(Collected data entries)

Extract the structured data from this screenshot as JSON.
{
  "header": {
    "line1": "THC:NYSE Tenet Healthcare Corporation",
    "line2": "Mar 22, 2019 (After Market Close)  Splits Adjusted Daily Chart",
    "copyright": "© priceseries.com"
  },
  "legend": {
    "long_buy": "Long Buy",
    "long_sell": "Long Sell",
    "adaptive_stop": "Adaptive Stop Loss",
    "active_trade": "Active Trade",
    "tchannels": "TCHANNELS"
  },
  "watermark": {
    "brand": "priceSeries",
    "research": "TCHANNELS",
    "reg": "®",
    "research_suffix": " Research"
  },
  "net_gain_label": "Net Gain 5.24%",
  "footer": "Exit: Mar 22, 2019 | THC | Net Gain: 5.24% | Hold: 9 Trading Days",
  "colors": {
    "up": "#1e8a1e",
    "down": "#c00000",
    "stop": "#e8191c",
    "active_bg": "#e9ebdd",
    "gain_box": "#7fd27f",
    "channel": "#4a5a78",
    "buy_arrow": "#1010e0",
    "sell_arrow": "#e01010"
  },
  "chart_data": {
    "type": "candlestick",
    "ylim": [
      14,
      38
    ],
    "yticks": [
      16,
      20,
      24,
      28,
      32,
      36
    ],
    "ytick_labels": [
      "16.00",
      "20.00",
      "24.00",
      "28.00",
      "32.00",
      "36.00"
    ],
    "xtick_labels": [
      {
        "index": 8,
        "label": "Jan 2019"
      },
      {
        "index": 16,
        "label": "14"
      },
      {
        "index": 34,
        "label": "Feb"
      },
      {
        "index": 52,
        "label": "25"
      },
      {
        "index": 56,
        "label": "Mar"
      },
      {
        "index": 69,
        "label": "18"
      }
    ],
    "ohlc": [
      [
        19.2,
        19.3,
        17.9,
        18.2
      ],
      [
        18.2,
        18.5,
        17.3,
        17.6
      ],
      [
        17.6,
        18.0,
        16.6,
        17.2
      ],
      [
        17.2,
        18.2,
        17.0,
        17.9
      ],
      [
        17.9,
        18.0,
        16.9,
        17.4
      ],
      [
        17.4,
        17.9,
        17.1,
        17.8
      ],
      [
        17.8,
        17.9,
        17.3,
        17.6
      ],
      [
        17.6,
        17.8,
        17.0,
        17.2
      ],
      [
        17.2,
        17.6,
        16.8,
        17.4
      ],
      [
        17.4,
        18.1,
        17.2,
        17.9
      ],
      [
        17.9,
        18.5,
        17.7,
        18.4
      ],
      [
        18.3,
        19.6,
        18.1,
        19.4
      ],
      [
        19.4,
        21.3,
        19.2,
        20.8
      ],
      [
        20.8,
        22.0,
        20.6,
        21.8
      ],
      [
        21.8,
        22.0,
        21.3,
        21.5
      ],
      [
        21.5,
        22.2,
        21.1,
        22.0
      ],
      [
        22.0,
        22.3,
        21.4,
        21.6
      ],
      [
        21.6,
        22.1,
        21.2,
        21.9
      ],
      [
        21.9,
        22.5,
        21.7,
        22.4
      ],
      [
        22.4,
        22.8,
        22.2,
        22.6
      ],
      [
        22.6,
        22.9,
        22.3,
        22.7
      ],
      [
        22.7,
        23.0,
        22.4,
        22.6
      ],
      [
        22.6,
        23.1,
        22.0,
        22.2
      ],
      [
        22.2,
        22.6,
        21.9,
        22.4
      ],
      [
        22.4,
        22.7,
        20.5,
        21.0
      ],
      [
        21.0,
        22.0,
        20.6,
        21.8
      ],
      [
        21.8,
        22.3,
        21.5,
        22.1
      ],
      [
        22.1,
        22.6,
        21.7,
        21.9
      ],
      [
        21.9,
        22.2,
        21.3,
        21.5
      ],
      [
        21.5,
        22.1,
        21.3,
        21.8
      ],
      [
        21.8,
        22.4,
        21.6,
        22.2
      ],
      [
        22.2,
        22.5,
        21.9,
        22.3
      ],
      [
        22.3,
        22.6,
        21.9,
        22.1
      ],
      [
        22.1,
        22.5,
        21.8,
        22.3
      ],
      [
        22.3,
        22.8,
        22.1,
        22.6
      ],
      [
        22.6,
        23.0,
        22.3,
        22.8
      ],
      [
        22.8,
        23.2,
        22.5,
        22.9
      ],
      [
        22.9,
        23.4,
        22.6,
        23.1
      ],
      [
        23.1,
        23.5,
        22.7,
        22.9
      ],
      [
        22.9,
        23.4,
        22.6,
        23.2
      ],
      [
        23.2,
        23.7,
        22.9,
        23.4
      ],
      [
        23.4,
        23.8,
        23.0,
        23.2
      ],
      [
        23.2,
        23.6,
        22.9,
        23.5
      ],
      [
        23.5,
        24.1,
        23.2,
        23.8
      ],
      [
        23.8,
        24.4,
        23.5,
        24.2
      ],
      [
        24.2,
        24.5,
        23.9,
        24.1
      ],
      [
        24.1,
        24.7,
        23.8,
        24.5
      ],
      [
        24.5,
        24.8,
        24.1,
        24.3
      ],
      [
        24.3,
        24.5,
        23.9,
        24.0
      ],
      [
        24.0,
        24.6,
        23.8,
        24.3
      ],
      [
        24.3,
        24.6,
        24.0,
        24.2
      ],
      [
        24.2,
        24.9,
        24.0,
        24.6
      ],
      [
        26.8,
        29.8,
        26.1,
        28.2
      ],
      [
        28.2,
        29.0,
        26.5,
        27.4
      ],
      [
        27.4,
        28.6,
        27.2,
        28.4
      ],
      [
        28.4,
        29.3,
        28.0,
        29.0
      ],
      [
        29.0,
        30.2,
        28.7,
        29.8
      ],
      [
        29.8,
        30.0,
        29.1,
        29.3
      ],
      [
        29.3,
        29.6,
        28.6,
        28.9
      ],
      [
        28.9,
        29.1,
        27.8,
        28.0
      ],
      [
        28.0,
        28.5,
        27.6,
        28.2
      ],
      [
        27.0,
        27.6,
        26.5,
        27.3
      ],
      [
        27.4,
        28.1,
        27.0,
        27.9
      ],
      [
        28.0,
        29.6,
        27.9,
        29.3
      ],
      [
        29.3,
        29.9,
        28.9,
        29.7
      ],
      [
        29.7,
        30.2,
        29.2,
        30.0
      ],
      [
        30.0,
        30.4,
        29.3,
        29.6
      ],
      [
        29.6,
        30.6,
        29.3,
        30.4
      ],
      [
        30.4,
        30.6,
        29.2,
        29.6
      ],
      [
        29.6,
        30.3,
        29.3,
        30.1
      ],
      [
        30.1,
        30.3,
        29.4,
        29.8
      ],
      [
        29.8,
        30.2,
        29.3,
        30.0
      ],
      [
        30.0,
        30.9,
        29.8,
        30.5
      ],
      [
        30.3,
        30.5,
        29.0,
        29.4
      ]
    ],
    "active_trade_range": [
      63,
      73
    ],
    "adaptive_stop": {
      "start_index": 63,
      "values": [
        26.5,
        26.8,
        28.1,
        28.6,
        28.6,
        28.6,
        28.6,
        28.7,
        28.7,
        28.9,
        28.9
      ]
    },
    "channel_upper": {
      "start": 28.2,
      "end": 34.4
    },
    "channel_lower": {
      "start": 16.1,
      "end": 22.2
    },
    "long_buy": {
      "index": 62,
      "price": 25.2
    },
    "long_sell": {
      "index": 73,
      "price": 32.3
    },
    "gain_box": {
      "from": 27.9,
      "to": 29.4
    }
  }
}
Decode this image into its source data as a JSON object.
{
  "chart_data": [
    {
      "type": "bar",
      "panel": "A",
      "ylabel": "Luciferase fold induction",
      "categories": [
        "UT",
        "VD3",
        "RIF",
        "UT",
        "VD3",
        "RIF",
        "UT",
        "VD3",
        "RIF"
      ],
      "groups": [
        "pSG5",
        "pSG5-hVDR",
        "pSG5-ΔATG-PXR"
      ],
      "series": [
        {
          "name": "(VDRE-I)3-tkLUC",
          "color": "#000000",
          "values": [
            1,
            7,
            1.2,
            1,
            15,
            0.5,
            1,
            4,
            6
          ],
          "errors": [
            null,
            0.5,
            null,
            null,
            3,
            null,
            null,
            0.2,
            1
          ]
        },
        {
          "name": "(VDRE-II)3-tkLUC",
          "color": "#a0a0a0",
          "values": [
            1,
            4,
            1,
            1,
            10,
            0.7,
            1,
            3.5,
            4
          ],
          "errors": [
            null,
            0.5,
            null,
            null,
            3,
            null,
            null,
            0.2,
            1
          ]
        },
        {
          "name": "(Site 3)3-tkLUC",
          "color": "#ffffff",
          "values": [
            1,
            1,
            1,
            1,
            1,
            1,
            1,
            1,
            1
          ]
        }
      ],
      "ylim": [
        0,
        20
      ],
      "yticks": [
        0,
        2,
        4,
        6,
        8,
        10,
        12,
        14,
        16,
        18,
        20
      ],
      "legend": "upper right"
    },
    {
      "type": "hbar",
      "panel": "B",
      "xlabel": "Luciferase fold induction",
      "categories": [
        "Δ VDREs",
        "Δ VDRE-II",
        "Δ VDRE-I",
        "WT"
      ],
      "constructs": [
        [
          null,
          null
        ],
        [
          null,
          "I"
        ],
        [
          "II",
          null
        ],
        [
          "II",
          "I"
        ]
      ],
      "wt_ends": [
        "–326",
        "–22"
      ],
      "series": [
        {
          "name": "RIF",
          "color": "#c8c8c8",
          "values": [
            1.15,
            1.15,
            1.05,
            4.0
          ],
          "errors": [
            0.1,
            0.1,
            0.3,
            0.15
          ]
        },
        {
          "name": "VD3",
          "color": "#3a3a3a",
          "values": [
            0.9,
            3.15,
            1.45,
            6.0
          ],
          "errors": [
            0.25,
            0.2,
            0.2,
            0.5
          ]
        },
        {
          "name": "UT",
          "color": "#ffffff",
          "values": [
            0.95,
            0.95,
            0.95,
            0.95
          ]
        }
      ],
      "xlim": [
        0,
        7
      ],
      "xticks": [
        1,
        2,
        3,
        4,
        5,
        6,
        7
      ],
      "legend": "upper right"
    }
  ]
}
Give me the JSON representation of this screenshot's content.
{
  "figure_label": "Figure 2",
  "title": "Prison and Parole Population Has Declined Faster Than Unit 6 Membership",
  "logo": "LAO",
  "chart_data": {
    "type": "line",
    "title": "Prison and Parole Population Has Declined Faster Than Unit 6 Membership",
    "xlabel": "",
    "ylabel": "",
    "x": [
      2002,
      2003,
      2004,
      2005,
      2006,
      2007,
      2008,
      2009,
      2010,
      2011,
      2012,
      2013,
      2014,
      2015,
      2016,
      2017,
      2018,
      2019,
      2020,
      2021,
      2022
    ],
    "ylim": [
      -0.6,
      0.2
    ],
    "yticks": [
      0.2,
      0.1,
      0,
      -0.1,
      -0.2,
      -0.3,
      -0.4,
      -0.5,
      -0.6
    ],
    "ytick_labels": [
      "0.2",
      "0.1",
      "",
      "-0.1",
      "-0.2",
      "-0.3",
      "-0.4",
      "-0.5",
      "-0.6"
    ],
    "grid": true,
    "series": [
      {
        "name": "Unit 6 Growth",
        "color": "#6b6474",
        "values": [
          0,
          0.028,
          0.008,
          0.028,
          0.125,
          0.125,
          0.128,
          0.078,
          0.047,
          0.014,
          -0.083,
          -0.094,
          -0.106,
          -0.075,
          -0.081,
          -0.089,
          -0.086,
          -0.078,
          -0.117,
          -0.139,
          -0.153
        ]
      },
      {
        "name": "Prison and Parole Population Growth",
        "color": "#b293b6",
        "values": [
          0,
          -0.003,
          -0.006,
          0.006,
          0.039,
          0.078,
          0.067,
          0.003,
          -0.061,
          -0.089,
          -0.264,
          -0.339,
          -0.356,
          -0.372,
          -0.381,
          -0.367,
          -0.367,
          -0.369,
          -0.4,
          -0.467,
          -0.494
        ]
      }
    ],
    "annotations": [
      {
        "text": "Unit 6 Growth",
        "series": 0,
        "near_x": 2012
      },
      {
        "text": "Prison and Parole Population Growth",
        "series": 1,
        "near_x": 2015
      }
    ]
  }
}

§ **Task**
What is the number of lines in the records above that include the word "text"? Reply with that number and nothing more.

§ **Solution**
2